*TASK DIRECTIONS*:
Return the number of lines that include the string "fugniherta", without any other text.
•••
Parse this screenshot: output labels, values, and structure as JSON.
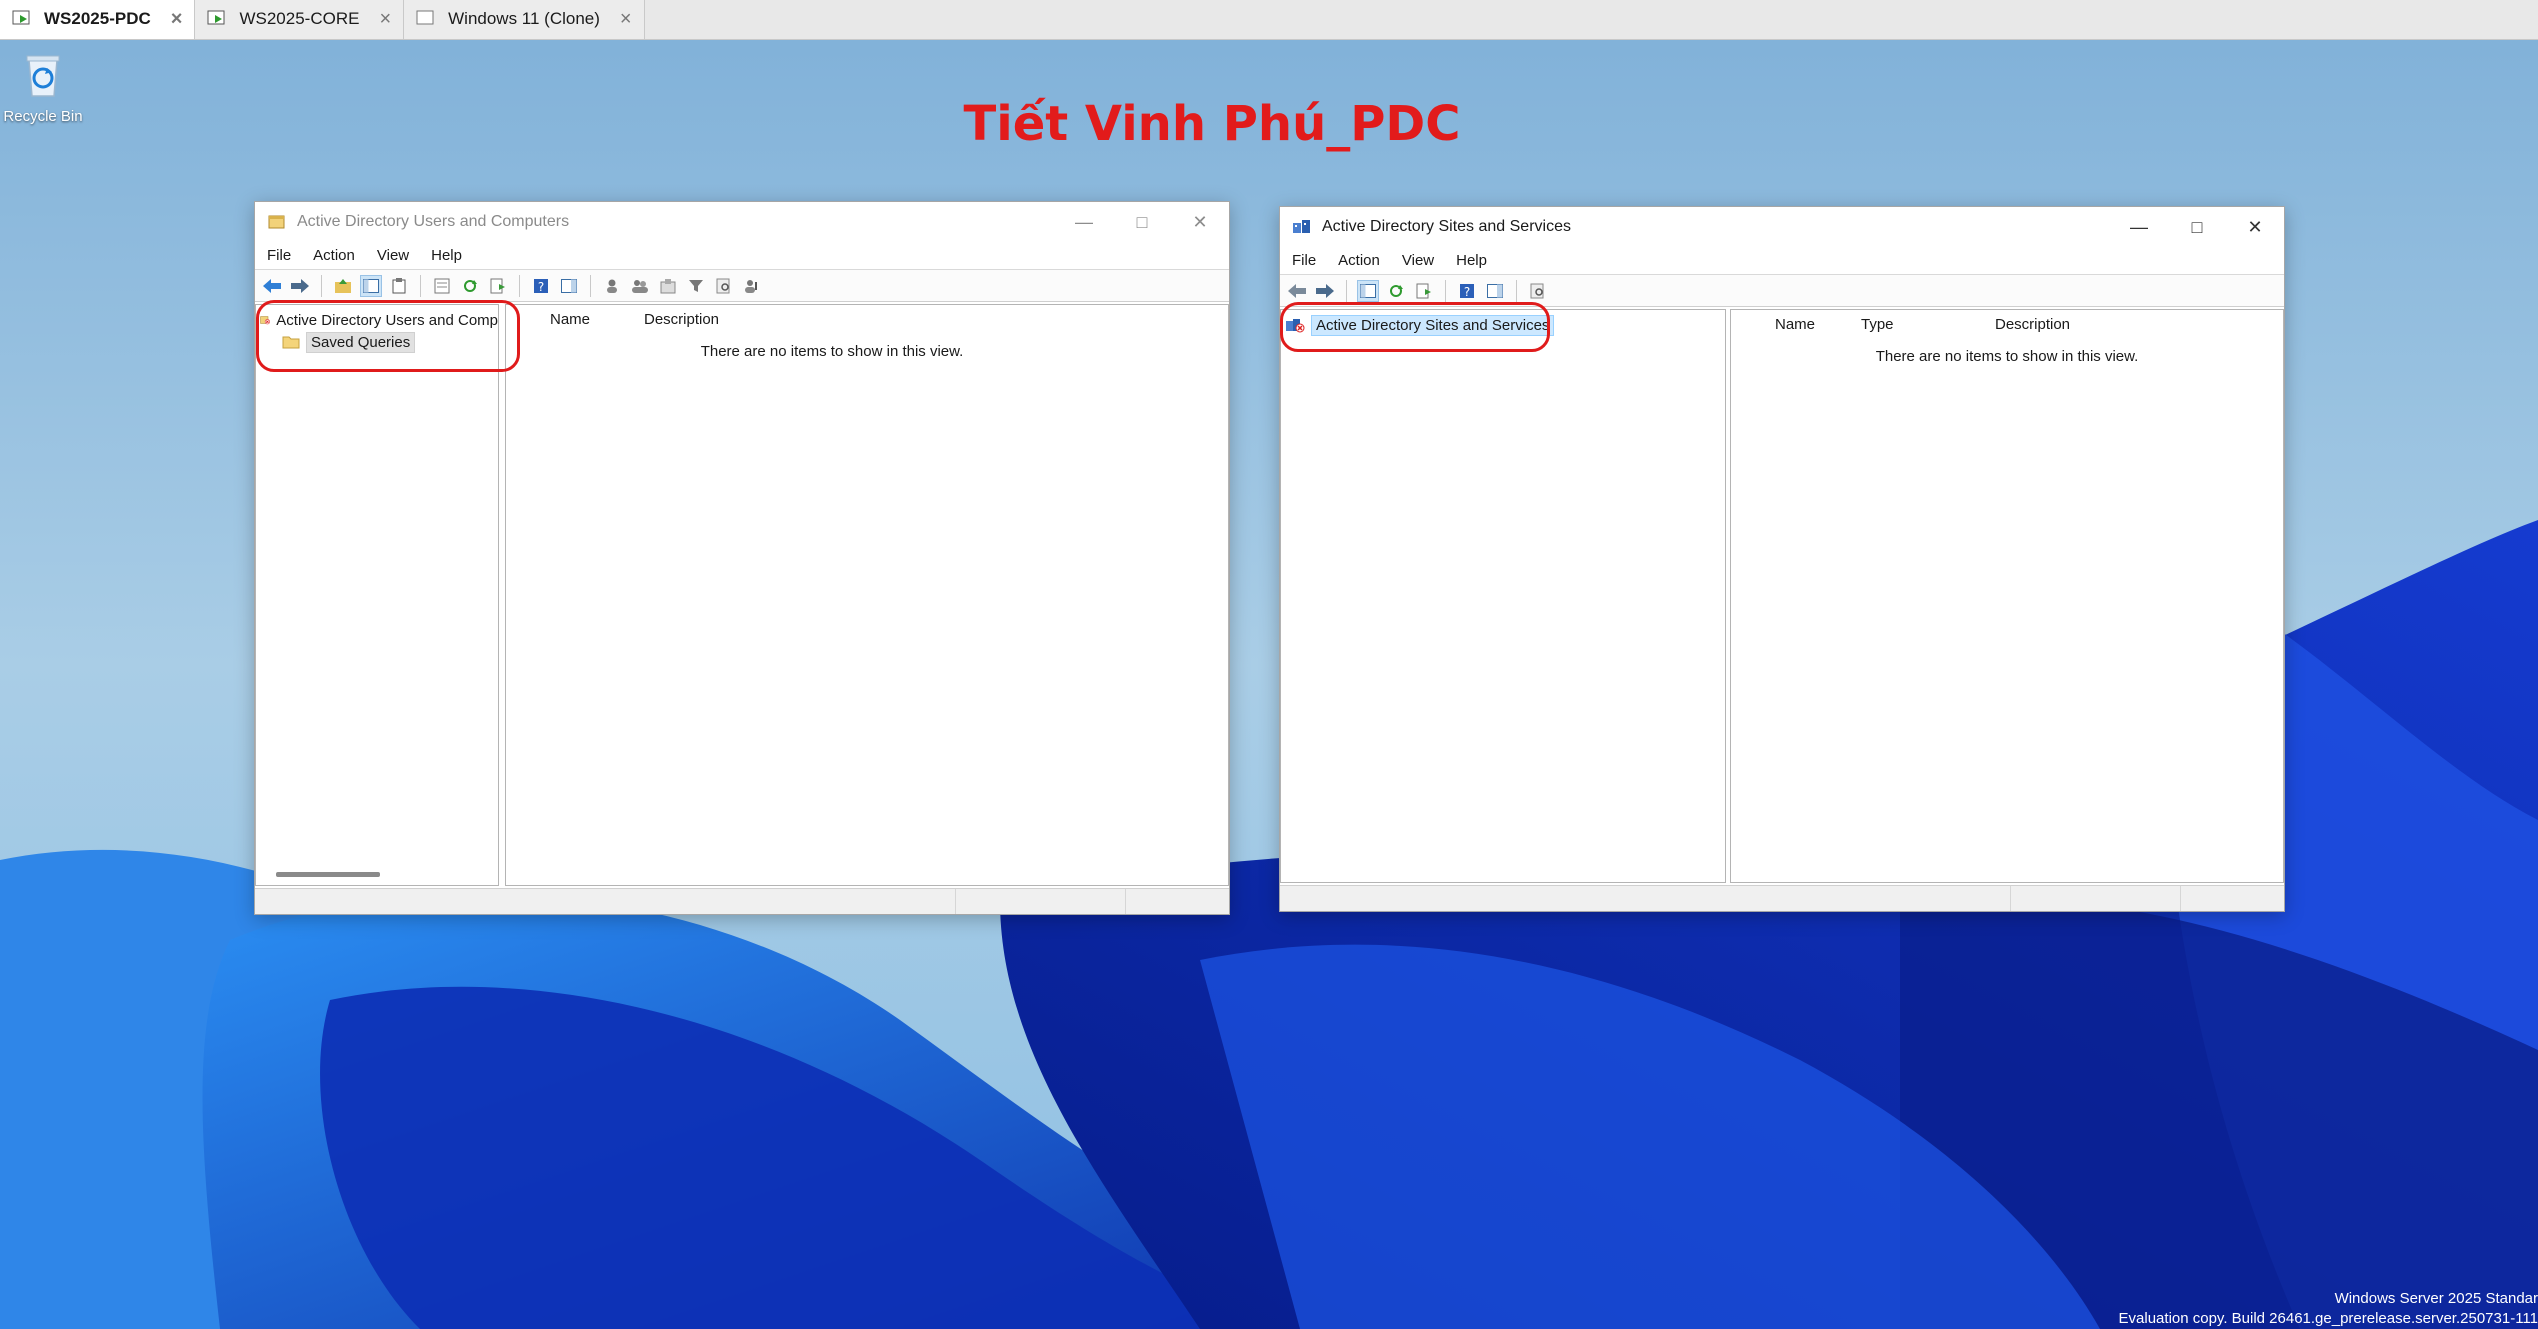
{
  "tabs": [
    {
      "label": "WS2025-PDC",
      "active": true
    },
    {
      "label": "WS2025-CORE",
      "active": false
    },
    {
      "label": "Windows 11 (Clone)",
      "active": false
    }
  ],
  "desktop": {
    "recycle_bin_label": "Recycle Bin",
    "title_overlay": "Tiết Vinh Phú_PDC",
    "title_color": "#e21b1b",
    "watermark_line1": "Windows Server 2025 Standar",
    "watermark_line2": "Evaluation copy. Build 26461.ge_prerelease.server.250731-111"
  },
  "aduc": {
    "title": "Active Directory Users and Computers",
    "menu": [
      "File",
      "Action",
      "View",
      "Help"
    ],
    "tree": {
      "root": "Active Directory Users and Comp",
      "child": "Saved Queries"
    },
    "columns": [
      "Name",
      "Description"
    ],
    "empty_message": "There are no items to show in this view."
  },
  "adss": {
    "title": "Active Directory Sites and Services",
    "menu": [
      "File",
      "Action",
      "View",
      "Help"
    ],
    "tree": {
      "root": "Active Directory Sites and Services"
    },
    "columns": [
      "Name",
      "Type",
      "Description"
    ],
    "empty_message": "There are no items to show in this view."
  },
  "colors": {
    "annotation_red": "#e01b1b",
    "selection_blue": "#cce8ff"
  }
}
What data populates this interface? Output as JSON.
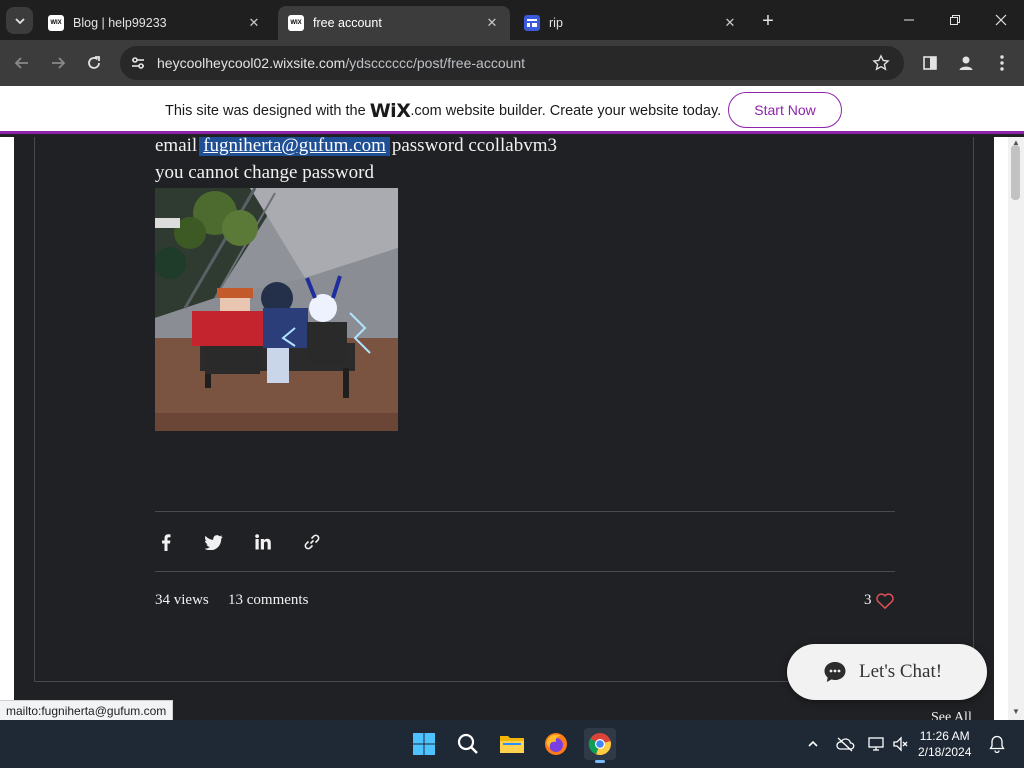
{
  "browser": {
    "tabs": [
      {
        "title": "Blog | help99233",
        "favicon": "wix-favicon",
        "active": false
      },
      {
        "title": "free account",
        "favicon": "wix-favicon",
        "active": true
      },
      {
        "title": "rip",
        "favicon": "form-favicon",
        "active": false
      }
    ],
    "favicon_wix_text": "WIX",
    "url_host": "heycoolheycool02.wixsite.com",
    "url_path": "/ydscccccc/post/free-account"
  },
  "wix_banner": {
    "text_before": "This site was designed with the",
    "logo": "WiX",
    "text_after": ".com website builder. Create your website today.",
    "button": "Start Now",
    "accent": "#8e24aa"
  },
  "post": {
    "email_prefix": "email",
    "email": "fugniherta@gufum.com",
    "password_text": "password ccollabvm3",
    "note": "you cannot change password",
    "image": "roblox-avatars-sitting-on-bench",
    "views": "34 views",
    "comments": "13 comments",
    "likes": "3",
    "see_all": "See All",
    "share_icons": [
      "facebook-icon",
      "twitter-icon",
      "linkedin-icon",
      "link-icon"
    ]
  },
  "chat": {
    "label": "Let's Chat!"
  },
  "status_bar": "mailto:fugniherta@gufum.com",
  "taskbar": {
    "apps": [
      "windows-start-icon",
      "search-icon",
      "file-explorer-icon",
      "firefox-icon",
      "chrome-icon"
    ],
    "time": "11:26 AM",
    "date": "2/18/2024"
  }
}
•••
*REPLY*:
2